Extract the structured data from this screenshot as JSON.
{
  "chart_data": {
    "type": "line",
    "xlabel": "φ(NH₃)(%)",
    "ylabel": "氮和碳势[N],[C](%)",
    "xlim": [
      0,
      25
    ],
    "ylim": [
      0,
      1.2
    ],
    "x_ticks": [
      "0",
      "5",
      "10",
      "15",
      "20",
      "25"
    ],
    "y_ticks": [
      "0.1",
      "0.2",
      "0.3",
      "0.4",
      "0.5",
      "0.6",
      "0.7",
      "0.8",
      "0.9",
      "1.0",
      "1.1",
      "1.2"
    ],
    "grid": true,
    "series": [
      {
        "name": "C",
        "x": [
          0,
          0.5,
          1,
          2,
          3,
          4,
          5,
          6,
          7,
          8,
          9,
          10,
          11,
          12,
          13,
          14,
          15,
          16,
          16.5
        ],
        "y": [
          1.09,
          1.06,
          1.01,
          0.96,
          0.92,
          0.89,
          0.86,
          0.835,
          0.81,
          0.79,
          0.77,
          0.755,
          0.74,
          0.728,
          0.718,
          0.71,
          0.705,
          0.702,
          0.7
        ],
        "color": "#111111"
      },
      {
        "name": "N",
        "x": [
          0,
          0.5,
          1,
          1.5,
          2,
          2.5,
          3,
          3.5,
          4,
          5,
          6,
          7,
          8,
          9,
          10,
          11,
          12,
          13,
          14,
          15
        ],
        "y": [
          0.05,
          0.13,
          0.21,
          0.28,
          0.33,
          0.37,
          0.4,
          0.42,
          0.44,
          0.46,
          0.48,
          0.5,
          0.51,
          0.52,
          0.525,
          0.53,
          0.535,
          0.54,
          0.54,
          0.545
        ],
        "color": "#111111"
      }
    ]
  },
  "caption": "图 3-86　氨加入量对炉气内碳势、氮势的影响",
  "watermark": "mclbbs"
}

____________

Go through the records and print each one exactly.

• [SOLUTION BELOW]:
Extract the structured data from this screenshot as JSON.
{
  "chart_data": {
    "type": "line",
    "xlabel": "φ(NH₃)(%)",
    "ylabel": "氮和碳势[N],[C](%)",
    "xlim": [
      0,
      25
    ],
    "ylim": [
      0,
      1.2
    ],
    "x_ticks": [
      "0",
      "5",
      "10",
      "15",
      "20",
      "25"
    ],
    "y_ticks": [
      "0.1",
      "0.2",
      "0.3",
      "0.4",
      "0.5",
      "0.6",
      "0.7",
      "0.8",
      "0.9",
      "1.0",
      "1.1",
      "1.2"
    ],
    "grid": true,
    "series": [
      {
        "name": "C",
        "x": [
          0,
          0.5,
          1,
          2,
          3,
          4,
          5,
          6,
          7,
          8,
          9,
          10,
          11,
          12,
          13,
          14,
          15,
          16,
          16.5
        ],
        "y": [
          1.09,
          1.06,
          1.01,
          0.96,
          0.92,
          0.89,
          0.86,
          0.835,
          0.81,
          0.79,
          0.77,
          0.755,
          0.74,
          0.728,
          0.718,
          0.71,
          0.705,
          0.702,
          0.7
        ],
        "color": "#111111"
      },
      {
        "name": "N",
        "x": [
          0,
          0.5,
          1,
          1.5,
          2,
          2.5,
          3,
          3.5,
          4,
          5,
          6,
          7,
          8,
          9,
          10,
          11,
          12,
          13,
          14,
          15
        ],
        "y": [
          0.05,
          0.13,
          0.21,
          0.28,
          0.33,
          0.37,
          0.4,
          0.42,
          0.44,
          0.46,
          0.48,
          0.5,
          0.51,
          0.52,
          0.525,
          0.53,
          0.535,
          0.54,
          0.54,
          0.545
        ],
        "color": "#111111"
      }
    ]
  },
  "caption": "图 3-86　氨加入量对炉气内碳势、氮势的影响",
  "watermark": "mclbbs"
}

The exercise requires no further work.